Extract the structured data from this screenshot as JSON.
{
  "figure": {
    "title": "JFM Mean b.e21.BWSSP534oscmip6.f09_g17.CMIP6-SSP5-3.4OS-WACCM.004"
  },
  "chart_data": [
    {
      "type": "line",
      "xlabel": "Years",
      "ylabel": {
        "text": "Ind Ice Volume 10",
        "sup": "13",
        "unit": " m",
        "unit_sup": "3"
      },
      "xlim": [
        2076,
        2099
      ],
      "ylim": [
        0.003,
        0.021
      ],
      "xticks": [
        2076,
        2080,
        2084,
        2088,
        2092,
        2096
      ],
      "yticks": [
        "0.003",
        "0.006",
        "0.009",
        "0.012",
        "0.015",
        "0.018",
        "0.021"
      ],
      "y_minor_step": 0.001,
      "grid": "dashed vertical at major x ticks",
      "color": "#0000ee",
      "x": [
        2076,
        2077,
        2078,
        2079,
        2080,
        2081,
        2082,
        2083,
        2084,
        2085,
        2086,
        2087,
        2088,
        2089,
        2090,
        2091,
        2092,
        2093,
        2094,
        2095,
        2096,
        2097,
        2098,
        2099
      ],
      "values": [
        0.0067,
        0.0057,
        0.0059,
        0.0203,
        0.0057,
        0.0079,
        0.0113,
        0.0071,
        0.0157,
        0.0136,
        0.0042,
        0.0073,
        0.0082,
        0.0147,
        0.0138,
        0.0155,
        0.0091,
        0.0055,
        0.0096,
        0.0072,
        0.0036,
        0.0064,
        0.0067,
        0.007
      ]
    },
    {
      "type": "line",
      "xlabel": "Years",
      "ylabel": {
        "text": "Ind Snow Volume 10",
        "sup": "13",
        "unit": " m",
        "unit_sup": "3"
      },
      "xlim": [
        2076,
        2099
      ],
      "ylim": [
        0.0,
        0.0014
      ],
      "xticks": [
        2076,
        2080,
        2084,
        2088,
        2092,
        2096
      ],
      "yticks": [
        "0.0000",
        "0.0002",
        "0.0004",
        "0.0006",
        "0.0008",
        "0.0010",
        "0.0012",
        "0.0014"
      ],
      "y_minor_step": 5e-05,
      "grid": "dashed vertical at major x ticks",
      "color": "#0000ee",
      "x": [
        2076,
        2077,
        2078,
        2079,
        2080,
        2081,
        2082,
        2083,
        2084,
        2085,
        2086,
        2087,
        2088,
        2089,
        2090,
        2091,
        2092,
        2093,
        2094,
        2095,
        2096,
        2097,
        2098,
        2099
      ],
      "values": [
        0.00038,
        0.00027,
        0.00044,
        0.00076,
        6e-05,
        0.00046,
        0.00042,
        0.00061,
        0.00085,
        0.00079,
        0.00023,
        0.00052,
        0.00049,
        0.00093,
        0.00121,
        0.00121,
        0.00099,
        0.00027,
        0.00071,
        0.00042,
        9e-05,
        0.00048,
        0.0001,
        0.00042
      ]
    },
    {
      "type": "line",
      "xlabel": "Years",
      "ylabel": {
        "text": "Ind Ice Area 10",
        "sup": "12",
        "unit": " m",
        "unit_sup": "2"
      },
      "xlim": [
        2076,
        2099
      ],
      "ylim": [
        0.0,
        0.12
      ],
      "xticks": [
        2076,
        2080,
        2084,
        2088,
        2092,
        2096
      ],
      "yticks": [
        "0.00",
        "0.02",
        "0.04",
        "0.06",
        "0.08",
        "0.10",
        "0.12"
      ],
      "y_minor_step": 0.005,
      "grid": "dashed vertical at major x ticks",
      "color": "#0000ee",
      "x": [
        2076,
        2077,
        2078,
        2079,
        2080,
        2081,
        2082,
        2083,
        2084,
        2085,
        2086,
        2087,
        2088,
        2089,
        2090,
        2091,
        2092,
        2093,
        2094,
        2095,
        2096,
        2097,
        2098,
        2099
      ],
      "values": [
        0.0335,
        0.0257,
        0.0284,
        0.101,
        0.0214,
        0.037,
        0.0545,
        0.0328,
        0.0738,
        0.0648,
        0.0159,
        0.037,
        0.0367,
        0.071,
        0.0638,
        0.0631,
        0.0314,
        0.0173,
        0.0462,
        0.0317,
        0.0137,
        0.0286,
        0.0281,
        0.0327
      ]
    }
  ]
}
^^^^^^^^^^^^^^^^
AIM: Copy all data exactly, start to finish.

TASK SOLUTION:
Extract the structured data from this screenshot as JSON.
{
  "figure": {
    "title": "JFM Mean b.e21.BWSSP534oscmip6.f09_g17.CMIP6-SSP5-3.4OS-WACCM.004"
  },
  "chart_data": [
    {
      "type": "line",
      "xlabel": "Years",
      "ylabel": {
        "text": "Ind Ice Volume 10",
        "sup": "13",
        "unit": " m",
        "unit_sup": "3"
      },
      "xlim": [
        2076,
        2099
      ],
      "ylim": [
        0.003,
        0.021
      ],
      "xticks": [
        2076,
        2080,
        2084,
        2088,
        2092,
        2096
      ],
      "yticks": [
        "0.003",
        "0.006",
        "0.009",
        "0.012",
        "0.015",
        "0.018",
        "0.021"
      ],
      "y_minor_step": 0.001,
      "grid": "dashed vertical at major x ticks",
      "color": "#0000ee",
      "x": [
        2076,
        2077,
        2078,
        2079,
        2080,
        2081,
        2082,
        2083,
        2084,
        2085,
        2086,
        2087,
        2088,
        2089,
        2090,
        2091,
        2092,
        2093,
        2094,
        2095,
        2096,
        2097,
        2098,
        2099
      ],
      "values": [
        0.0067,
        0.0057,
        0.0059,
        0.0203,
        0.0057,
        0.0079,
        0.0113,
        0.0071,
        0.0157,
        0.0136,
        0.0042,
        0.0073,
        0.0082,
        0.0147,
        0.0138,
        0.0155,
        0.0091,
        0.0055,
        0.0096,
        0.0072,
        0.0036,
        0.0064,
        0.0067,
        0.007
      ]
    },
    {
      "type": "line",
      "xlabel": "Years",
      "ylabel": {
        "text": "Ind Snow Volume 10",
        "sup": "13",
        "unit": " m",
        "unit_sup": "3"
      },
      "xlim": [
        2076,
        2099
      ],
      "ylim": [
        0.0,
        0.0014
      ],
      "xticks": [
        2076,
        2080,
        2084,
        2088,
        2092,
        2096
      ],
      "yticks": [
        "0.0000",
        "0.0002",
        "0.0004",
        "0.0006",
        "0.0008",
        "0.0010",
        "0.0012",
        "0.0014"
      ],
      "y_minor_step": 5e-05,
      "grid": "dashed vertical at major x ticks",
      "color": "#0000ee",
      "x": [
        2076,
        2077,
        2078,
        2079,
        2080,
        2081,
        2082,
        2083,
        2084,
        2085,
        2086,
        2087,
        2088,
        2089,
        2090,
        2091,
        2092,
        2093,
        2094,
        2095,
        2096,
        2097,
        2098,
        2099
      ],
      "values": [
        0.00038,
        0.00027,
        0.00044,
        0.00076,
        6e-05,
        0.00046,
        0.00042,
        0.00061,
        0.00085,
        0.00079,
        0.00023,
        0.00052,
        0.00049,
        0.00093,
        0.00121,
        0.00121,
        0.00099,
        0.00027,
        0.00071,
        0.00042,
        9e-05,
        0.00048,
        0.0001,
        0.00042
      ]
    },
    {
      "type": "line",
      "xlabel": "Years",
      "ylabel": {
        "text": "Ind Ice Area 10",
        "sup": "12",
        "unit": " m",
        "unit_sup": "2"
      },
      "xlim": [
        2076,
        2099
      ],
      "ylim": [
        0.0,
        0.12
      ],
      "xticks": [
        2076,
        2080,
        2084,
        2088,
        2092,
        2096
      ],
      "yticks": [
        "0.00",
        "0.02",
        "0.04",
        "0.06",
        "0.08",
        "0.10",
        "0.12"
      ],
      "y_minor_step": 0.005,
      "grid": "dashed vertical at major x ticks",
      "color": "#0000ee",
      "x": [
        2076,
        2077,
        2078,
        2079,
        2080,
        2081,
        2082,
        2083,
        2084,
        2085,
        2086,
        2087,
        2088,
        2089,
        2090,
        2091,
        2092,
        2093,
        2094,
        2095,
        2096,
        2097,
        2098,
        2099
      ],
      "values": [
        0.0335,
        0.0257,
        0.0284,
        0.101,
        0.0214,
        0.037,
        0.0545,
        0.0328,
        0.0738,
        0.0648,
        0.0159,
        0.037,
        0.0367,
        0.071,
        0.0638,
        0.0631,
        0.0314,
        0.0173,
        0.0462,
        0.0317,
        0.0137,
        0.0286,
        0.0281,
        0.0327
      ]
    }
  ]
}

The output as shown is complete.